• **Task requirements**
Leave out the pictures and repeat the data exactly.

• **Data rows**
□ □ □

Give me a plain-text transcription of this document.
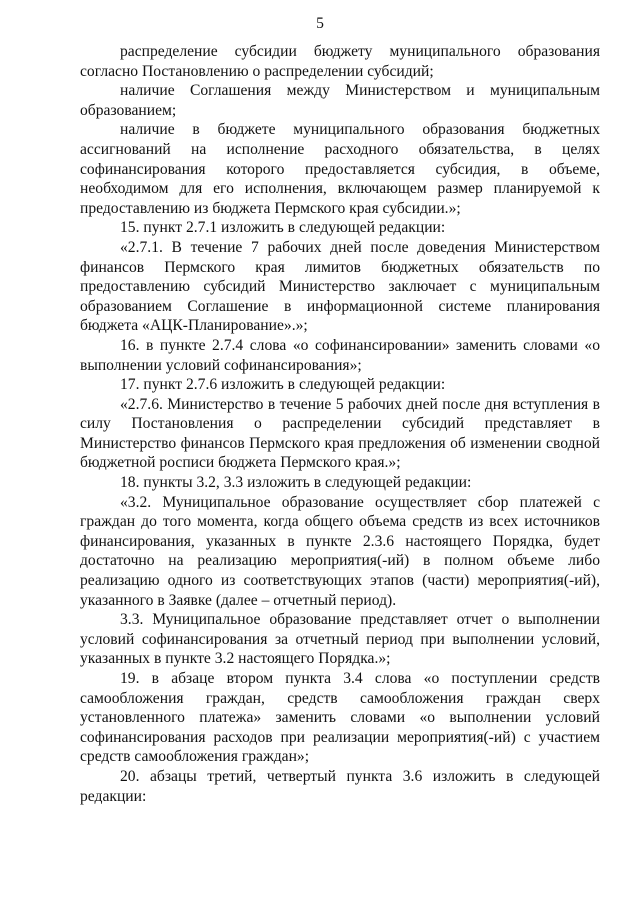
5

распределение субсидии бюджету муниципального образования согласно Постановлению о распределении субсидий;

наличие Соглашения между Министерством и муниципальным образованием;

наличие в бюджете муниципального образования бюджетных ассигнований на исполнение расходного обязательства, в целях софинансирования которого предоставляется субсидия, в объеме, необходимом для его исполнения, включающем размер планируемой к предоставлению из бюджета Пермского края субсидии.»;

15. пункт 2.7.1 изложить в следующей редакции:

«2.7.1. В течение 7 рабочих дней после доведения Министерством финансов Пермского края лимитов бюджетных обязательств по предоставлению субсидий Министерство заключает с муниципальным образованием Соглашение в информационной системе планирования бюджета «АЦК-Планирование».»;

16. в пункте 2.7.4 слова «о софинансировании» заменить словами «о выполнении условий софинансирования»;

17. пункт 2.7.6 изложить в следующей редакции:

«2.7.6. Министерство в течение 5 рабочих дней после дня вступления в силу Постановления о распределении субсидий представляет в Министерство финансов Пермского края предложения об изменении сводной бюджетной росписи бюджета Пермского края.»;

18. пункты 3.2, 3.3 изложить в следующей редакции:

«3.2. Муниципальное образование осуществляет сбор платежей с граждан до того момента, когда общего объема средств из всех источников финансирования, указанных в пункте 2.3.6 настоящего Порядка, будет достаточно на реализацию мероприятия(-ий) в полном объеме либо реализацию одного из соответствующих этапов (части) мероприятия(-ий), указанного в Заявке (далее – отчетный период).

3.3. Муниципальное образование представляет отчет о выполнении условий софинансирования за отчетный период при выполнении условий, указанных в пункте 3.2 настоящего Порядка.»;

19. в абзаце втором пункта 3.4 слова «о поступлении средств самообложения граждан, средств самообложения граждан сверх установленного платежа» заменить словами «о выполнении условий софинансирования расходов при реализации мероприятия(-ий) с участием средств самообложения граждан»;

20. абзацы третий, четвертый пункта 3.6 изложить в следующей редакции:
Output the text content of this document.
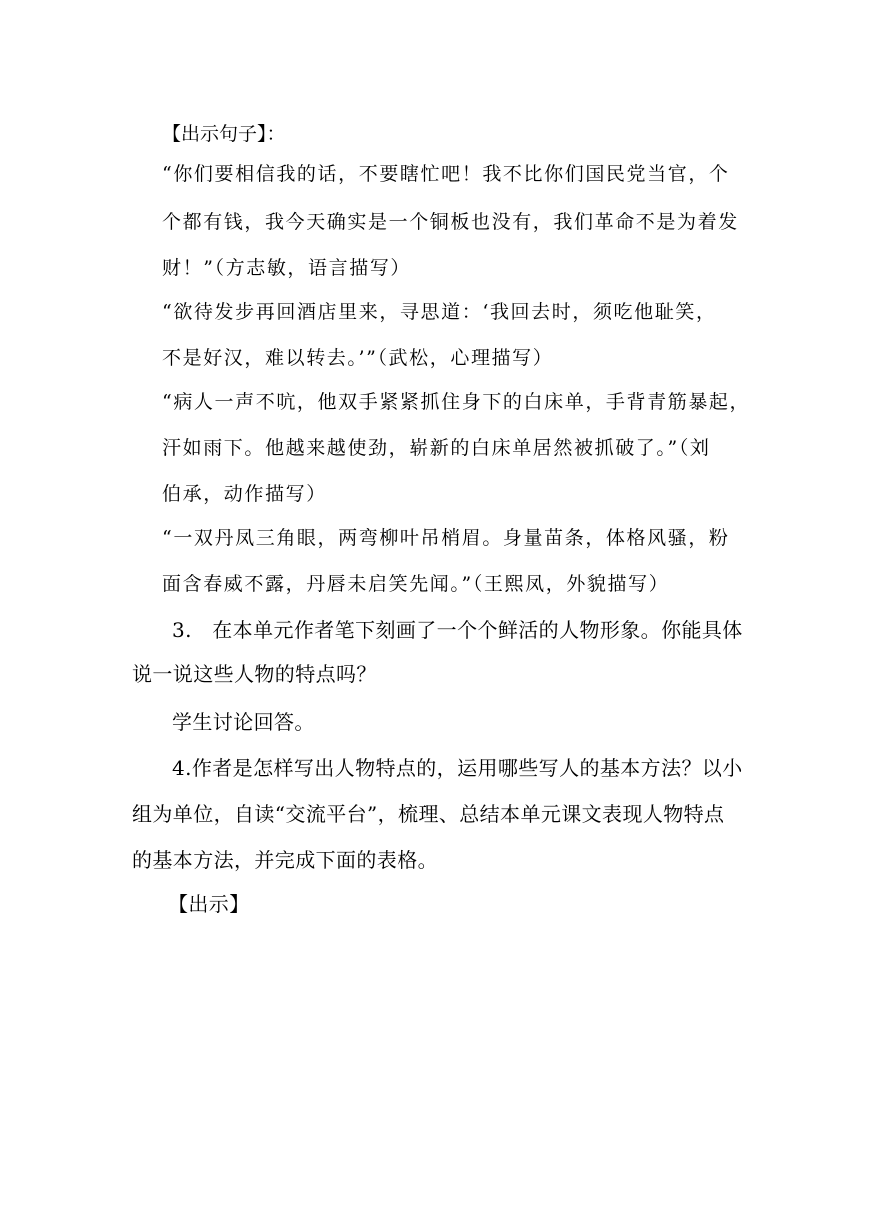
【出示句子】：
“你们要相信我的话，不要瞎忙吧！我不比你们国民党当官，个
个都有钱，我今天确实是一个铜板也没有，我们革命不是为着发
财！”（方志敏，语言描写）
“欲待发步再回酒店里来，寻思道：‘我回去时，须吃他耻笑，
不是好汉，难以转去。’”（武松，心理描写）
“病人一声不吭，他双手紧紧抓住身下的白床单，手背青筋暴起，
汗如雨下。他越来越使劲，崭新的白床单居然被抓破了。”（刘
伯承，动作描写）
“一双丹凤三角眼，两弯柳叶吊梢眉。身量苗条，体格风骚，粉
面含春威不露，丹唇未启笑先闻。”（王熙凤，外貌描写）
3.　在本单元作者笔下刻画了一个个鲜活的人物形象。你能具体
说一说这些人物的特点吗？
学生讨论回答。
4.作者是怎样写出人物特点的，运用哪些写人的基本方法？以小
组为单位，自读“交流平台”，梳理、总结本单元课文表现人物特点
的基本方法，并完成下面的表格。
【出示】
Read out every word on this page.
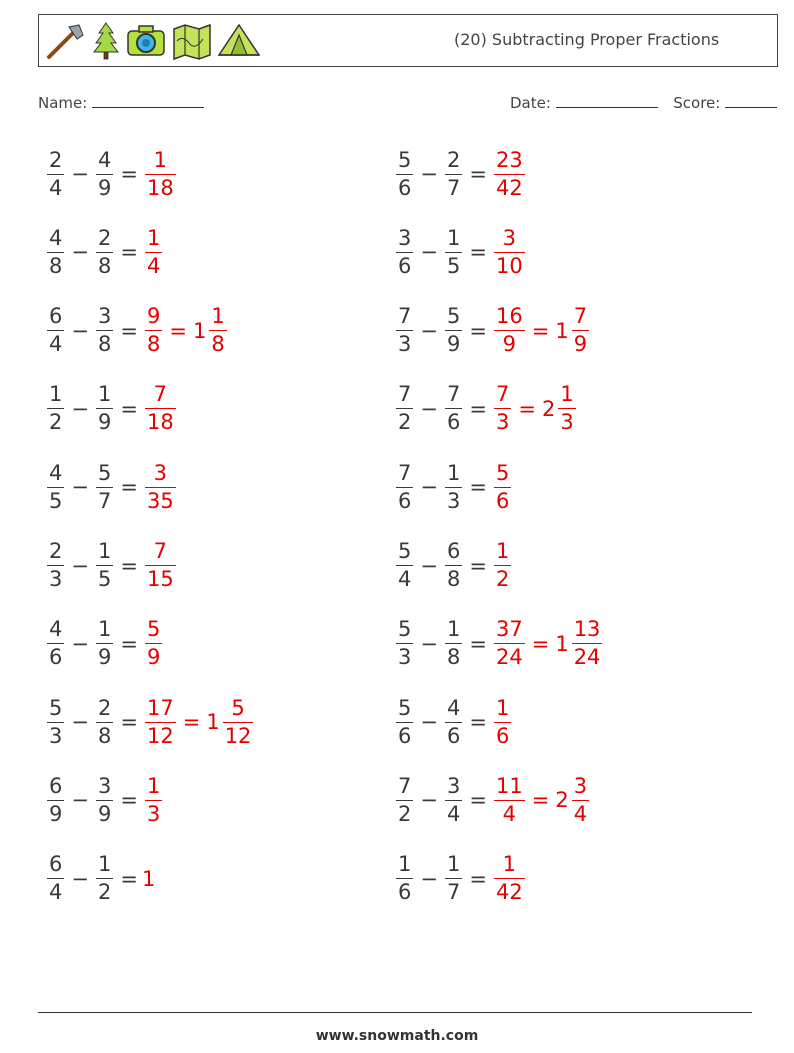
(20) Subtracting Proper Fractions
Name:	Date:	Score:
$\frac{2}{4} - \frac{4}{9} = \frac{1}{18}$	$\frac{5}{6} - \frac{2}{7} = \frac{23}{42}$
$\frac{4}{8} - \frac{2}{8} = \frac{1}{4}$	$\frac{3}{6} - \frac{1}{5} = \frac{3}{10}$
$\frac{6}{4} - \frac{3}{8} = \frac{9}{8} = 1 \frac{1}{8}$	$\frac{7}{3} - \frac{5}{9} = \frac{16}{9} = 1 \frac{7}{9}$
$\frac{1}{2} - \frac{1}{9} = \frac{7}{18}$	$\frac{7}{2} - \frac{7}{6} = \frac{7}{3} = 2 \frac{1}{3}$
$\frac{4}{5} - \frac{5}{7} = \frac{3}{35}$	$\frac{7}{6} - \frac{1}{3} = \frac{5}{6}$
$\frac{2}{3} - \frac{1}{5} = \frac{7}{15}$	$\frac{5}{4} - \frac{6}{8} = \frac{1}{2}$
$\frac{4}{6} - \frac{1}{9} = \frac{5}{9}$	$\frac{5}{3} - \frac{1}{8} = \frac{37}{24} = 1 \frac{13}{24}$
$\frac{5}{3} - \frac{2}{8} = \frac{17}{12} = 1 \frac{5}{12}$	$\frac{5}{6} - \frac{4}{6} = \frac{1}{6}$
$\frac{6}{9} - \frac{3}{9} = \frac{1}{3}$	$\frac{7}{2} - \frac{3}{4} = \frac{11}{4} = 2 \frac{3}{4}$
$\frac{6}{4} - \frac{1}{2} = 1$	$\frac{1}{6} - \frac{1}{7} = \frac{1}{42}$
www.snowmath.com
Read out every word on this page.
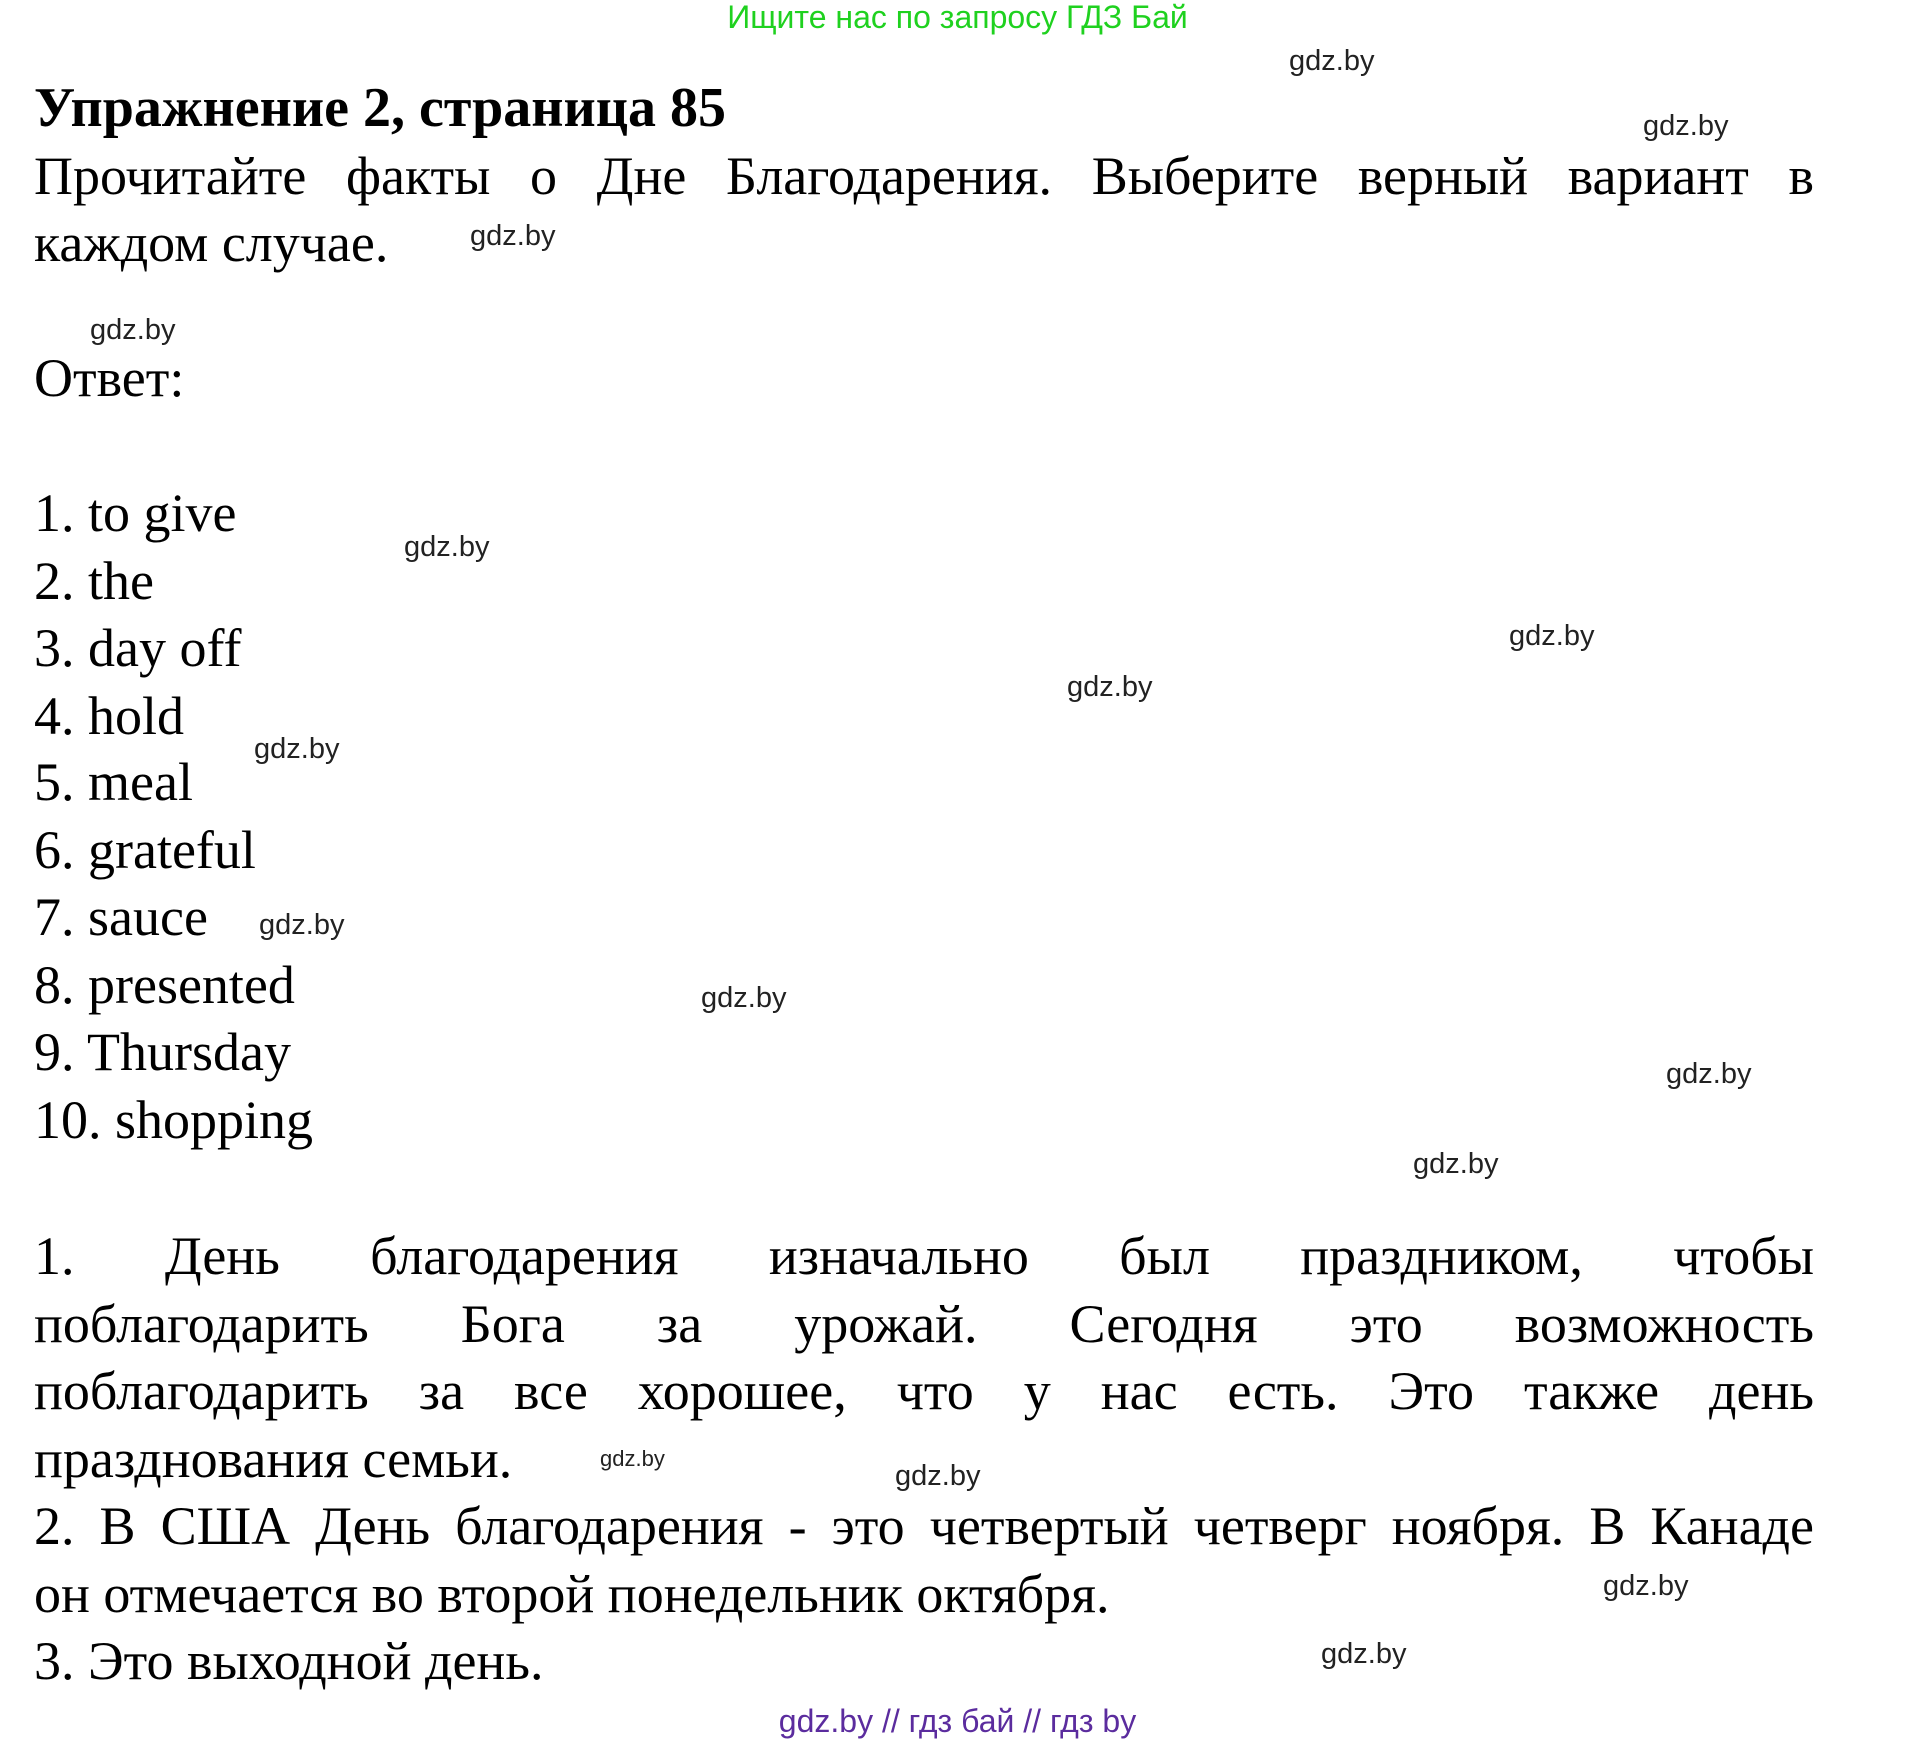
Ищите нас по запросу ГДЗ Бай
Упражнение 2, страница 85
Прочитайте факты о Дне Благодарения. Выберите верный вариант в
каждом случае.
Ответ:
1. to give
2. the
3. day off
4. hold
5. meal
6. grateful
7. sauce
8. presented
9. Thursday
10. shopping
1. День благодарения изначально был праздником, чтобы
поблагодарить Бога за урожай. Сегодня это возможность
поблагодарить за все хорошее, что у нас есть. Это также день
празднования семьи.
2. В США День благодарения - это четвертый четверг ноября. В Канаде
он отмечается во второй понедельник октября.
3. Это выходной день.
gdz.by
gdz.by
gdz.by
gdz.by
gdz.by
gdz.by
gdz.by
gdz.by
gdz.by
gdz.by
gdz.by
gdz.by
gdz.by
gdz.by
gdz.by
gdz.by
gdz.by // гдз бай // гдз by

□ □ □

• **Solution**
Give me a plain-text transcription of this document.
5

распределение субсидии бюджету муниципального образования согласно Постановлению о распределении субсидий;

наличие Соглашения между Министерством и муниципальным образованием;

наличие в бюджете муниципального образования бюджетных ассигнований на исполнение расходного обязательства, в целях софинансирования которого предоставляется субсидия, в объеме, необходимом для его исполнения, включающем размер планируемой к предоставлению из бюджета Пермского края субсидии.»;

15. пункт 2.7.1 изложить в следующей редакции:

«2.7.1. В течение 7 рабочих дней после доведения Министерством финансов Пермского края лимитов бюджетных обязательств по предоставлению субсидий Министерство заключает с муниципальным образованием Соглашение в информационной системе планирования бюджета «АЦК-Планирование».»;

16. в пункте 2.7.4 слова «о софинансировании» заменить словами «о выполнении условий софинансирования»;

17. пункт 2.7.6 изложить в следующей редакции:

«2.7.6. Министерство в течение 5 рабочих дней после дня вступления в силу Постановления о распределении субсидий представляет в Министерство финансов Пермского края предложения об изменении сводной бюджетной росписи бюджета Пермского края.»;

18. пункты 3.2, 3.3 изложить в следующей редакции:

«3.2. Муниципальное образование осуществляет сбор платежей с граждан до того момента, когда общего объема средств из всех источников финансирования, указанных в пункте 2.3.6 настоящего Порядка, будет достаточно на реализацию мероприятия(-ий) в полном объеме либо реализацию одного из соответствующих этапов (части) мероприятия(-ий), указанного в Заявке (далее – отчетный период).

3.3. Муниципальное образование представляет отчет о выполнении условий софинансирования за отчетный период при выполнении условий, указанных в пункте 3.2 настоящего Порядка.»;

19. в абзаце втором пункта 3.4 слова «о поступлении средств самообложения граждан, средств самообложения граждан сверх установленного платежа» заменить словами «о выполнении условий софинансирования расходов при реализации мероприятия(-ий) с участием средств самообложения граждан»;

20. абзацы третий, четвертый пункта 3.6 изложить в следующей редакции:
Output the text content of this document.
【出示句子】：
“你们要相信我的话，不要瞎忙吧！我不比你们国民党当官，个
个都有钱，我今天确实是一个铜板也没有，我们革命不是为着发
财！”（方志敏，语言描写）
“欲待发步再回酒店里来，寻思道：‘我回去时，须吃他耻笑，
不是好汉，难以转去。’”（武松，心理描写）
“病人一声不吭，他双手紧紧抓住身下的白床单，手背青筋暴起，
汗如雨下。他越来越使劲，崭新的白床单居然被抓破了。”（刘
伯承，动作描写）
“一双丹凤三角眼，两弯柳叶吊梢眉。身量苗条，体格风骚，粉
面含春威不露，丹唇未启笑先闻。”（王熙凤，外貌描写）
3.　在本单元作者笔下刻画了一个个鲜活的人物形象。你能具体
说一说这些人物的特点吗？
学生讨论回答。
4.作者是怎样写出人物特点的，运用哪些写人的基本方法？以小
组为单位，自读“交流平台”，梳理、总结本单元课文表现人物特点
的基本方法，并完成下面的表格。
【出示】
Read out every word on this page.
(20) Subtracting Proper Fractions
Name:	Date:	Score:
$\frac{2}{4} - \frac{4}{9} = \frac{1}{18}$	$\frac{5}{6} - \frac{2}{7} = \frac{23}{42}$
$\frac{4}{8} - \frac{2}{8} = \frac{1}{4}$	$\frac{3}{6} - \frac{1}{5} = \frac{3}{10}$
$\frac{6}{4} - \frac{3}{8} = \frac{9}{8} = 1 \frac{1}{8}$	$\frac{7}{3} - \frac{5}{9} = \frac{16}{9} = 1 \frac{7}{9}$
$\frac{1}{2} - \frac{1}{9} = \frac{7}{18}$	$\frac{7}{2} - \frac{7}{6} = \frac{7}{3} = 2 \frac{1}{3}$
$\frac{4}{5} - \frac{5}{7} = \frac{3}{35}$	$\frac{7}{6} - \frac{1}{3} = \frac{5}{6}$
$\frac{2}{3} - \frac{1}{5} = \frac{7}{15}$	$\frac{5}{4} - \frac{6}{8} = \frac{1}{2}$
$\frac{4}{6} - \frac{1}{9} = \frac{5}{9}$	$\frac{5}{3} - \frac{1}{8} = \frac{37}{24} = 1 \frac{13}{24}$
$\frac{5}{3} - \frac{2}{8} = \frac{17}{12} = 1 \frac{5}{12}$	$\frac{5}{6} - \frac{4}{6} = \frac{1}{6}$
$\frac{6}{9} - \frac{3}{9} = \frac{1}{3}$	$\frac{7}{2} - \frac{3}{4} = \frac{11}{4} = 2 \frac{3}{4}$
$\frac{6}{4} - \frac{1}{2} = 1$	$\frac{1}{6} - \frac{1}{7} = \frac{1}{42}$
www.snowmath.com
Read out every word on this page.
Ищите нас по запросу ГДЗ Бай
Упражнение 2, страница 85
Прочитайте факты о Дне Благодарения. Выберите верный вариант в
каждом случае.
Ответ:
1. to give
2. the
3. day off
4. hold
5. meal
6. grateful
7. sauce
8. presented
9. Thursday
10. shopping
1. День благодарения изначально был праздником, чтобы
поблагодарить Бога за урожай. Сегодня это возможность
поблагодарить за все хорошее, что у нас есть. Это также день
празднования семьи.
2. В США День благодарения - это четвертый четверг ноября. В Канаде
он отмечается во второй понедельник октября.
3. Это выходной день.
gdz.by
gdz.by
gdz.by
gdz.by
gdz.by
gdz.by
gdz.by
gdz.by
gdz.by
gdz.by
gdz.by
gdz.by
gdz.by
gdz.by
gdz.by
gdz.by
gdz.by // гдз бай // гдз by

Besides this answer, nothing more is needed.